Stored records
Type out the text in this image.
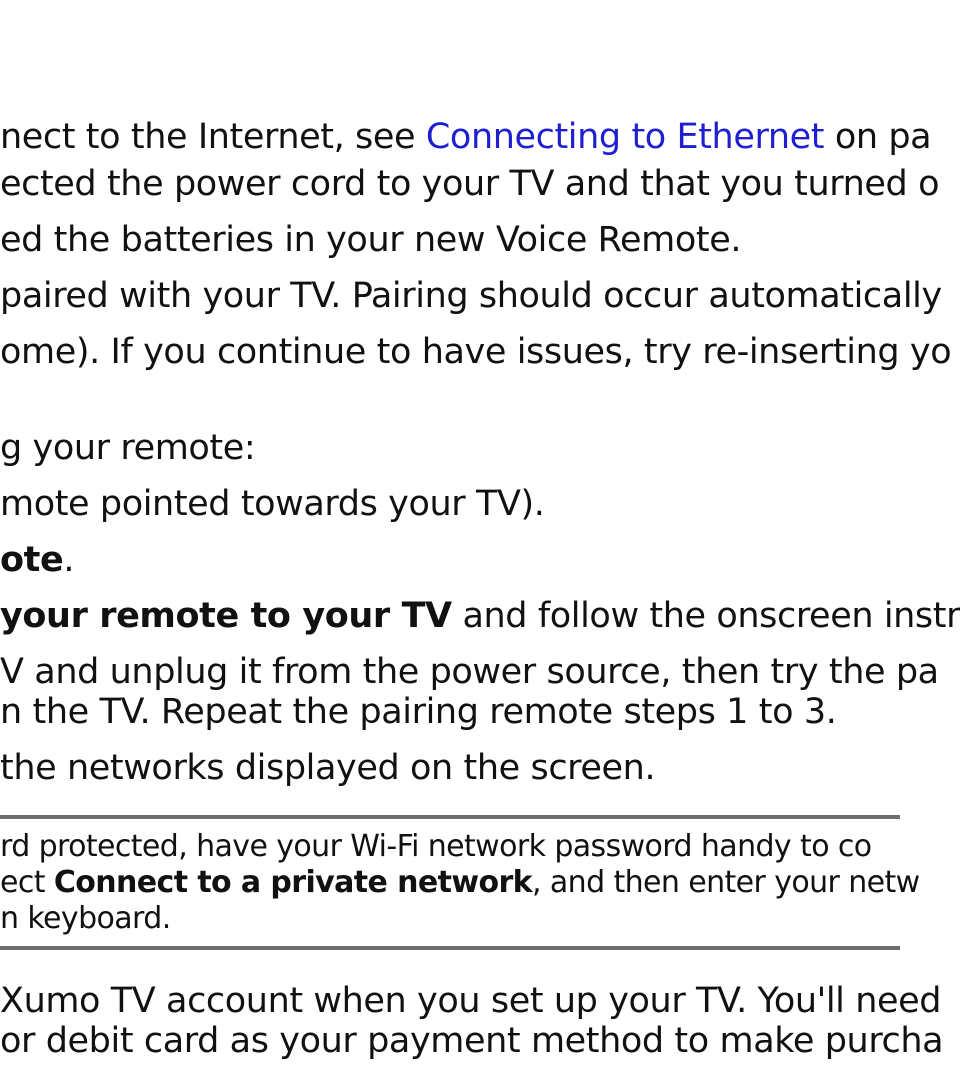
nect to the Internet, see Connecting to Ethernet on pa
ected the power cord to your TV and that you turned o
ed the batteries in your new Voice Remote.
paired with your TV. Pairing should occur automatically
ome). If you continue to have issues, try re-inserting yo
g your remote:
mote pointed towards your TV).
ote.
your remote to your TV and follow the onscreen instr
V and unplug it from the power source, then try the pa
n the TV. Repeat the pairing remote steps 1 to 3.
the networks displayed on the screen.
rd protected, have your Wi-Fi network password handy to co
ect Connect to a private network, and then enter your netw
n keyboard.
Xumo TV account when you set up your TV. You'll need
or debit card as your payment method to make purcha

**Set exercise**
Return every line of the records exactly as given, pictures excluded.

**Result for this exercise**
Type out the text in this image.
nect to the Internet, see Connecting to Ethernet on pa
ected the power cord to your TV and that you turned o
ed the batteries in your new Voice Remote.
paired with your TV. Pairing should occur automatically
ome). If you continue to have issues, try re-inserting yo
g your remote:
mote pointed towards your TV).
ote.
your remote to your TV and follow the onscreen instr
V and unplug it from the power source, then try the pa
n the TV. Repeat the pairing remote steps 1 to 3.
the networks displayed on the screen.
rd protected, have your Wi-Fi network password handy to co
ect Connect to a private network, and then enter your netw
n keyboard.
Xumo TV account when you set up your TV. You'll need
or debit card as your payment method to make purcha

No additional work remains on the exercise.